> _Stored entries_

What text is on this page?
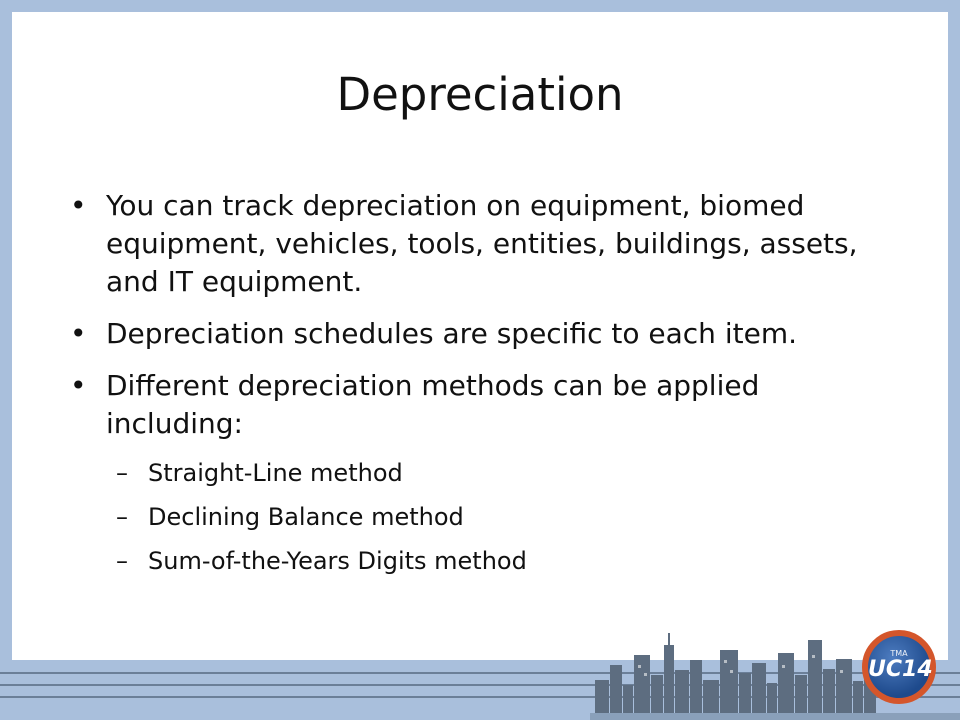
Depreciation
• You can track depreciation on equipment, biomed equipment, vehicles, tools, entities, buildings, assets, and IT equipment.
• Depreciation schedules are specific to each item.
• Different depreciation methods can be applied including:
– Straight-Line method
– Declining Balance method
– Sum-of-the-Years Digits method
TMA
UC14
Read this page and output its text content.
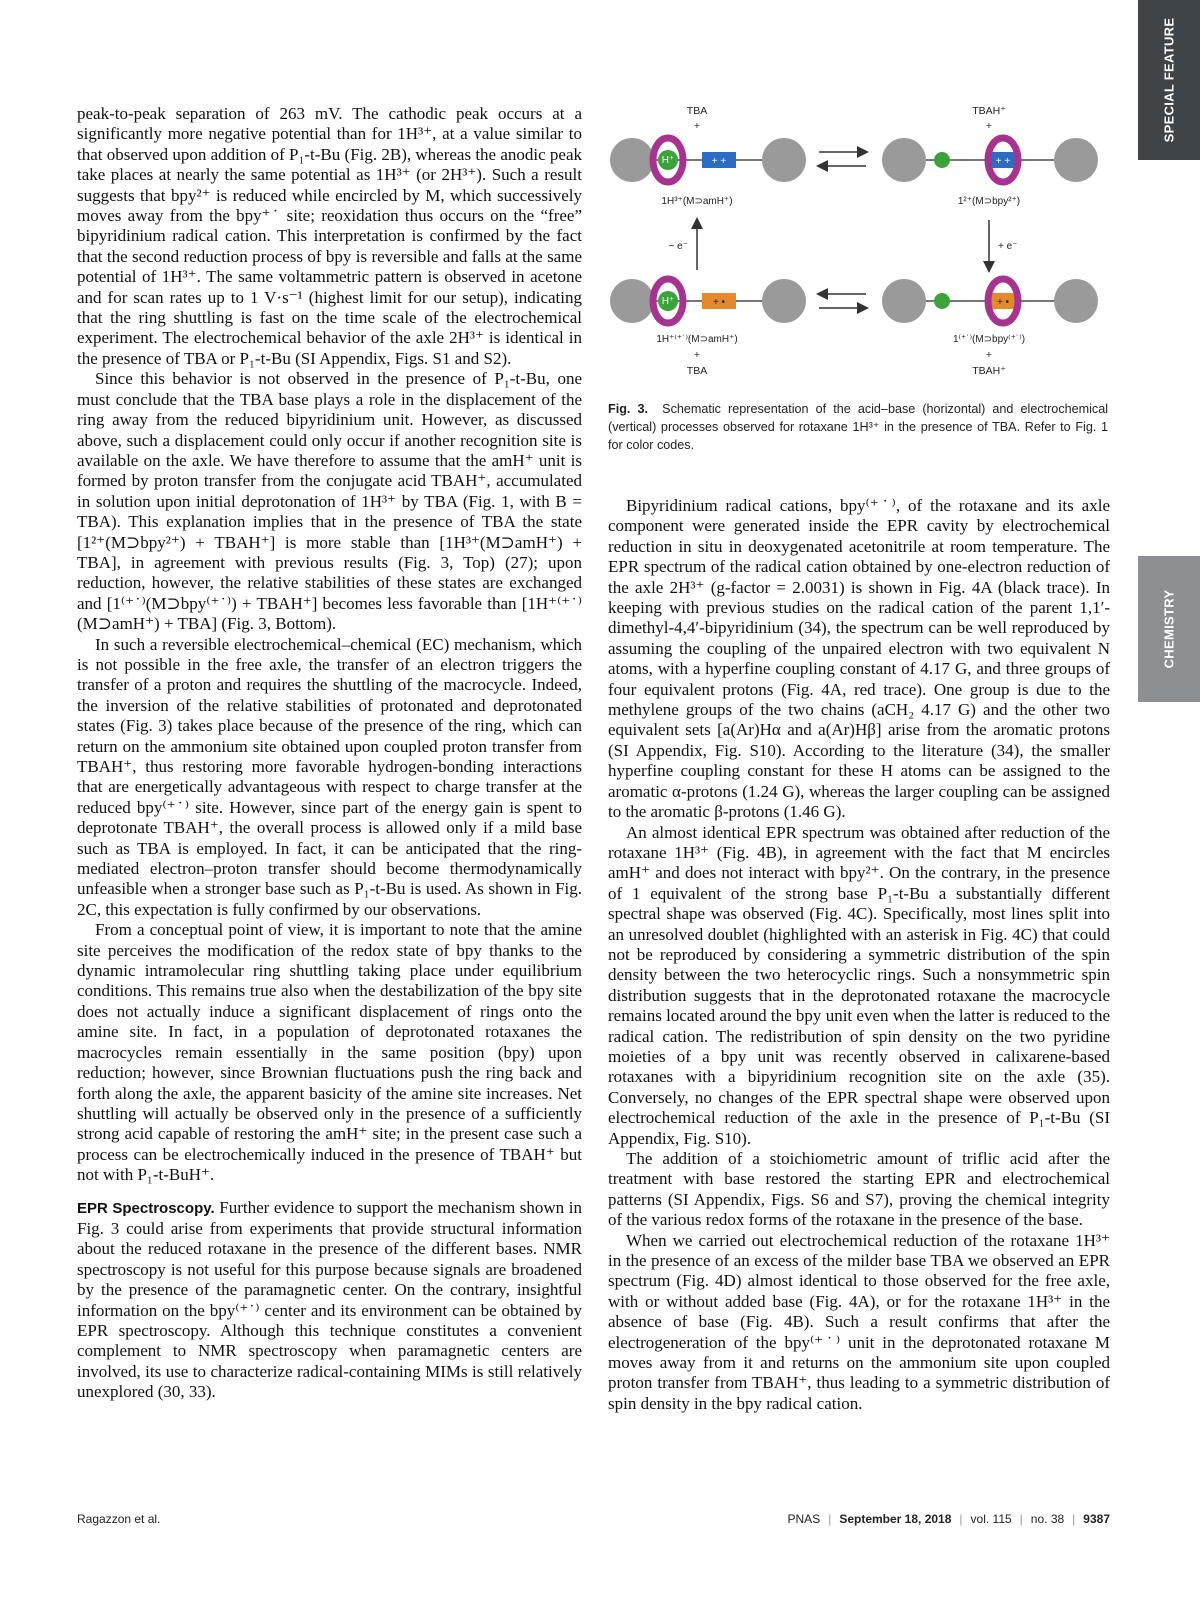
SPECIAL FEATURE
CHEMISTRY

peak-to-peak separation of 263 mV. The cathodic peak occurs at a significantly more negative potential than for 1H³⁺, at a value similar to that observed upon addition of P₁-t-Bu (Fig. 2B), whereas the anodic peak take places at nearly the same potential as 1H³⁺ (or 2H³⁺). Such a result suggests that bpy²⁺ is reduced while encircled by M, which successively moves away from the bpy⁺˙ site; reoxidation thus occurs on the “free” bipyridinium radical cation. This interpretation is confirmed by the fact that the second reduction process of bpy is reversible and falls at the same potential of 1H³⁺. The same voltammetric pattern is observed in acetone and for scan rates up to 1 V·s⁻¹ (highest limit for our setup), indicating that the ring shuttling is fast on the time scale of the electrochemical experiment. The electrochemical behavior of the axle 2H³⁺ is identical in the presence of TBA or P₁-t-Bu (SI Appendix, Figs. S1 and S2).

Since this behavior is not observed in the presence of P₁-t-Bu, one must conclude that the TBA base plays a role in the displacement of the ring away from the reduced bipyridinium unit. However, as discussed above, such a displacement could only occur if another recognition site is available on the axle. We have therefore to assume that the amH⁺ unit is formed by proton transfer from the conjugate acid TBAH⁺, accumulated in solution upon initial deprotonation of 1H³⁺ by TBA (Fig. 1, with B = TBA). This explanation implies that in the presence of TBA the state [1²⁺(M⊃bpy²⁺) + TBAH⁺] is more stable than [1H³⁺(M⊃amH⁺) + TBA], in agreement with previous results (Fig. 3, Top) (27); upon reduction, however, the relative stabilities of these states are exchanged and [1⁽⁺˙⁾(M⊃bpy⁽⁺˙⁾) + TBAH⁺] becomes less favorable than [1H⁺⁽⁺˙⁾(M⊃amH⁺) + TBA] (Fig. 3, Bottom).

In such a reversible electrochemical–chemical (EC) mechanism, which is not possible in the free axle, the transfer of an electron triggers the transfer of a proton and requires the shuttling of the macrocycle. Indeed, the inversion of the relative stabilities of protonated and deprotonated states (Fig. 3) takes place because of the presence of the ring, which can return on the ammonium site obtained upon coupled proton transfer from TBAH⁺, thus restoring more favorable hydrogen-bonding interactions that are energetically advantageous with respect to charge transfer at the reduced bpy⁽⁺˙⁾ site. However, since part of the energy gain is spent to deprotonate TBAH⁺, the overall process is allowed only if a mild base such as TBA is employed. In fact, it can be anticipated that the ring-mediated electron–proton transfer should become thermodynamically unfeasible when a stronger base such as P₁-t-Bu is used. As shown in Fig. 2C, this expectation is fully confirmed by our observations.

From a conceptual point of view, it is important to note that the amine site perceives the modification of the redox state of bpy thanks to the dynamic intramolecular ring shuttling taking place under equilibrium conditions. This remains true also when the destabilization of the bpy site does not actually induce a significant displacement of rings onto the amine site. In fact, in a population of deprotonated rotaxanes the macrocycles remain essentially in the same position (bpy) upon reduction; however, since Brownian fluctuations push the ring back and forth along the axle, the apparent basicity of the amine site increases. Net shuttling will actually be observed only in the presence of a sufficiently strong acid capable of restoring the amH⁺ site; in the present case such a process can be electrochemically induced in the presence of TBAH⁺ but not with P₁-t-BuH⁺.

EPR Spectroscopy. Further evidence to support the mechanism shown in Fig. 3 could arise from experiments that provide structural information about the reduced rotaxane in the presence of the different bases. NMR spectroscopy is not useful for this purpose because signals are broadened by the presence of the paramagnetic center. On the contrary, insightful information on the bpy⁽⁺˙⁾ center and its environment can be obtained by EPR spectroscopy. Although this technique constitutes a convenient complement to NMR spectroscopy when paramagnetic centers are involved, its use to characterize radical-containing MIMs is still relatively unexplored (30, 33).

TBA
+
H⁺	+ +
1H³⁺(M⊃amH⁺)
TBAH⁺
+
+ +
1²⁺(M⊃bpy²⁺)
− e⁻	+ e⁻
H⁺	+ •
1H⁺⁽⁺˙⁾(M⊃amH⁺)
+
TBA
+ •
1⁽⁺˙⁾(M⊃bpy⁽⁺˙⁾)
+
TBAH⁺
Fig. 3. Schematic representation of the acid–base (horizontal) and electrochemical (vertical) processes observed for rotaxane 1H³⁺ in the presence of TBA. Refer to Fig. 1 for color codes.

Bipyridinium radical cations, bpy⁽⁺˙⁾, of the rotaxane and its axle component were generated inside the EPR cavity by electrochemical reduction in situ in deoxygenated acetonitrile at room temperature. The EPR spectrum of the radical cation obtained by one-electron reduction of the axle 2H³⁺ (g-factor = 2.0031) is shown in Fig. 4A (black trace). In keeping with previous studies on the radical cation of the parent 1,1′-dimethyl-4,4′-bipyridinium (34), the spectrum can be well reproduced by assuming the coupling of the unpaired electron with two equivalent N atoms, with a hyperfine coupling constant of 4.17 G, and three groups of four equivalent protons (Fig. 4A, red trace). One group is due to the methylene groups of the two chains (aCH₂ 4.17 G) and the other two equivalent sets [a(Ar)Hα and a(Ar)Hβ] arise from the aromatic protons (SI Appendix, Fig. S10). According to the literature (34), the smaller hyperfine coupling constant for these H atoms can be assigned to the aromatic α-protons (1.24 G), whereas the larger coupling can be assigned to the aromatic β-protons (1.46 G).

An almost identical EPR spectrum was obtained after reduction of the rotaxane 1H³⁺ (Fig. 4B), in agreement with the fact that M encircles amH⁺ and does not interact with bpy²⁺. On the contrary, in the presence of 1 equivalent of the strong base P₁-t-Bu a substantially different spectral shape was observed (Fig. 4C). Specifically, most lines split into an unresolved doublet (highlighted with an asterisk in Fig. 4C) that could not be reproduced by considering a symmetric distribution of the spin density between the two heterocyclic rings. Such a nonsymmetric spin distribution suggests that in the deprotonated rotaxane the macrocycle remains located around the bpy unit even when the latter is reduced to the radical cation. The redistribution of spin density on the two pyridine moieties of a bpy unit was recently observed in calixarene-based rotaxanes with a bipyridinium recognition site on the axle (35). Conversely, no changes of the EPR spectral shape were observed upon electrochemical reduction of the axle in the presence of P₁-t-Bu (SI Appendix, Fig. S10).

The addition of a stoichiometric amount of triflic acid after the treatment with base restored the starting EPR and electrochemical patterns (SI Appendix, Figs. S6 and S7), proving the chemical integrity of the various redox forms of the rotaxane in the presence of the base.

When we carried out electrochemical reduction of the rotaxane 1H³⁺ in the presence of an excess of the milder base TBA we observed an EPR spectrum (Fig. 4D) almost identical to those observed for the free axle, with or without added base (Fig. 4A), or for the rotaxane 1H³⁺ in the absence of base (Fig. 4B). Such a result confirms that after the electrogeneration of the bpy⁽⁺˙⁾ unit in the deprotonated rotaxane M moves away from it and returns on the ammonium site upon coupled proton transfer from TBAH⁺, thus leading to a symmetric distribution of spin density in the bpy radical cation.

Ragazzon et al.	PNAS | September 18, 2018 | vol. 115 | no. 38 | 9387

> _Task directions_
List each line of the records that holds the string "text".

> _Correct output_
What text is on this page?
Read this page and output its text content.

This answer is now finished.